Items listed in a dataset
★ ★ ★ ★ ★ ★ ★

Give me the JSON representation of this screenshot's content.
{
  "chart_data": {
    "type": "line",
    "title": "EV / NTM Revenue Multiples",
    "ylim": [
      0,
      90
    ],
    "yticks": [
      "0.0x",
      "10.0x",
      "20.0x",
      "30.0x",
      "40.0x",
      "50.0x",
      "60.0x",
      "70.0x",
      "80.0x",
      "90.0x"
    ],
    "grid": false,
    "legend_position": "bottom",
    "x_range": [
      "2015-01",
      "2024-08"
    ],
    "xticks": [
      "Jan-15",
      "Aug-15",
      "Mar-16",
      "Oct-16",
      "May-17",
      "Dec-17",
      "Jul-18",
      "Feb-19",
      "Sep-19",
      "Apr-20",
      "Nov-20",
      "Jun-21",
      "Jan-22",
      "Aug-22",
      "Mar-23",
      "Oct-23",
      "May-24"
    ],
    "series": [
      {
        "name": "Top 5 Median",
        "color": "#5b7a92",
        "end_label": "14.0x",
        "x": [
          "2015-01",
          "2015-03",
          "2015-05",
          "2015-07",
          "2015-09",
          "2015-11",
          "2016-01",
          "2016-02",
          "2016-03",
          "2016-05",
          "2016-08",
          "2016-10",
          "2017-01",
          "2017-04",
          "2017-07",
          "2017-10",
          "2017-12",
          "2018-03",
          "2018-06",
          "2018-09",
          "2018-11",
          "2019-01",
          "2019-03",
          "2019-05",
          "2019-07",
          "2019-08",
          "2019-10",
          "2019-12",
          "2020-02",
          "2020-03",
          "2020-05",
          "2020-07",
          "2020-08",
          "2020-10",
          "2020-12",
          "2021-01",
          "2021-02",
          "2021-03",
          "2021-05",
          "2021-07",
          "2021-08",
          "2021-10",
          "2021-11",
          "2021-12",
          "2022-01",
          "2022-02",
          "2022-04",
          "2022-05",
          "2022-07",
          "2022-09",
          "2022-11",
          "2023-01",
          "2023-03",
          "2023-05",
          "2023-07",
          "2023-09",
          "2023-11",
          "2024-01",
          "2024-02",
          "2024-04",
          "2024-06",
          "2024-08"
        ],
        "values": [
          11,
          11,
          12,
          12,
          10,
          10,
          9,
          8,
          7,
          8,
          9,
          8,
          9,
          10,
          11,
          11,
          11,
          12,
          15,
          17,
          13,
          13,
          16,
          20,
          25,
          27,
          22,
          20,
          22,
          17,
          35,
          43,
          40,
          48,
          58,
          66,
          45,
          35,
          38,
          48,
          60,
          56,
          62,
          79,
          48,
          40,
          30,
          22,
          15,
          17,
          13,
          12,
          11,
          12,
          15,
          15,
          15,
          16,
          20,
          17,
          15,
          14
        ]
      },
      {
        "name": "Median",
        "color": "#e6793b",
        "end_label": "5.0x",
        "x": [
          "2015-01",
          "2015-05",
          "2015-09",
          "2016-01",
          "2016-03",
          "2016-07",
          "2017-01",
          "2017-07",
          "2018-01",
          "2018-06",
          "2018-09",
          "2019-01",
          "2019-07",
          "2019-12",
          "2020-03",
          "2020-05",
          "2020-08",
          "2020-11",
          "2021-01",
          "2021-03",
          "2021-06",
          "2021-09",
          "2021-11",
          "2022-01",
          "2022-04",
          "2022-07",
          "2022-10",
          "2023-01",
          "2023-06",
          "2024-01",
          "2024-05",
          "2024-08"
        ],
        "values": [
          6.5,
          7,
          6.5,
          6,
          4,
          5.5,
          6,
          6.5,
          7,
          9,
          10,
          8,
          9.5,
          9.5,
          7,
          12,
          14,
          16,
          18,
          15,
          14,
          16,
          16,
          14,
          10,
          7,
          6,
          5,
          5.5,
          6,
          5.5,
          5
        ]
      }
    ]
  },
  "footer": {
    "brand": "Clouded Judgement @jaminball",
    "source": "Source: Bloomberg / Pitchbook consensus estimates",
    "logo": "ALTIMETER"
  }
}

★ ★ ★ ★ ★ ★ ★

Extract each line of the listing above, copying it word for word.

→ SOLUTION BELOW
Give me the JSON representation of this screenshot's content.
{
  "chart_data": {
    "type": "line",
    "title": "EV / NTM Revenue Multiples",
    "ylim": [
      0,
      90
    ],
    "yticks": [
      "0.0x",
      "10.0x",
      "20.0x",
      "30.0x",
      "40.0x",
      "50.0x",
      "60.0x",
      "70.0x",
      "80.0x",
      "90.0x"
    ],
    "grid": false,
    "legend_position": "bottom",
    "x_range": [
      "2015-01",
      "2024-08"
    ],
    "xticks": [
      "Jan-15",
      "Aug-15",
      "Mar-16",
      "Oct-16",
      "May-17",
      "Dec-17",
      "Jul-18",
      "Feb-19",
      "Sep-19",
      "Apr-20",
      "Nov-20",
      "Jun-21",
      "Jan-22",
      "Aug-22",
      "Mar-23",
      "Oct-23",
      "May-24"
    ],
    "series": [
      {
        "name": "Top 5 Median",
        "color": "#5b7a92",
        "end_label": "14.0x",
        "x": [
          "2015-01",
          "2015-03",
          "2015-05",
          "2015-07",
          "2015-09",
          "2015-11",
          "2016-01",
          "2016-02",
          "2016-03",
          "2016-05",
          "2016-08",
          "2016-10",
          "2017-01",
          "2017-04",
          "2017-07",
          "2017-10",
          "2017-12",
          "2018-03",
          "2018-06",
          "2018-09",
          "2018-11",
          "2019-01",
          "2019-03",
          "2019-05",
          "2019-07",
          "2019-08",
          "2019-10",
          "2019-12",
          "2020-02",
          "2020-03",
          "2020-05",
          "2020-07",
          "2020-08",
          "2020-10",
          "2020-12",
          "2021-01",
          "2021-02",
          "2021-03",
          "2021-05",
          "2021-07",
          "2021-08",
          "2021-10",
          "2021-11",
          "2021-12",
          "2022-01",
          "2022-02",
          "2022-04",
          "2022-05",
          "2022-07",
          "2022-09",
          "2022-11",
          "2023-01",
          "2023-03",
          "2023-05",
          "2023-07",
          "2023-09",
          "2023-11",
          "2024-01",
          "2024-02",
          "2024-04",
          "2024-06",
          "2024-08"
        ],
        "values": [
          11,
          11,
          12,
          12,
          10,
          10,
          9,
          8,
          7,
          8,
          9,
          8,
          9,
          10,
          11,
          11,
          11,
          12,
          15,
          17,
          13,
          13,
          16,
          20,
          25,
          27,
          22,
          20,
          22,
          17,
          35,
          43,
          40,
          48,
          58,
          66,
          45,
          35,
          38,
          48,
          60,
          56,
          62,
          79,
          48,
          40,
          30,
          22,
          15,
          17,
          13,
          12,
          11,
          12,
          15,
          15,
          15,
          16,
          20,
          17,
          15,
          14
        ]
      },
      {
        "name": "Median",
        "color": "#e6793b",
        "end_label": "5.0x",
        "x": [
          "2015-01",
          "2015-05",
          "2015-09",
          "2016-01",
          "2016-03",
          "2016-07",
          "2017-01",
          "2017-07",
          "2018-01",
          "2018-06",
          "2018-09",
          "2019-01",
          "2019-07",
          "2019-12",
          "2020-03",
          "2020-05",
          "2020-08",
          "2020-11",
          "2021-01",
          "2021-03",
          "2021-06",
          "2021-09",
          "2021-11",
          "2022-01",
          "2022-04",
          "2022-07",
          "2022-10",
          "2023-01",
          "2023-06",
          "2024-01",
          "2024-05",
          "2024-08"
        ],
        "values": [
          6.5,
          7,
          6.5,
          6,
          4,
          5.5,
          6,
          6.5,
          7,
          9,
          10,
          8,
          9.5,
          9.5,
          7,
          12,
          14,
          16,
          18,
          15,
          14,
          16,
          16,
          14,
          10,
          7,
          6,
          5,
          5.5,
          6,
          5.5,
          5
        ]
      }
    ]
  },
  "footer": {
    "brand": "Clouded Judgement @jaminball",
    "source": "Source: Bloomberg / Pitchbook consensus estimates",
    "logo": "ALTIMETER"
  }
}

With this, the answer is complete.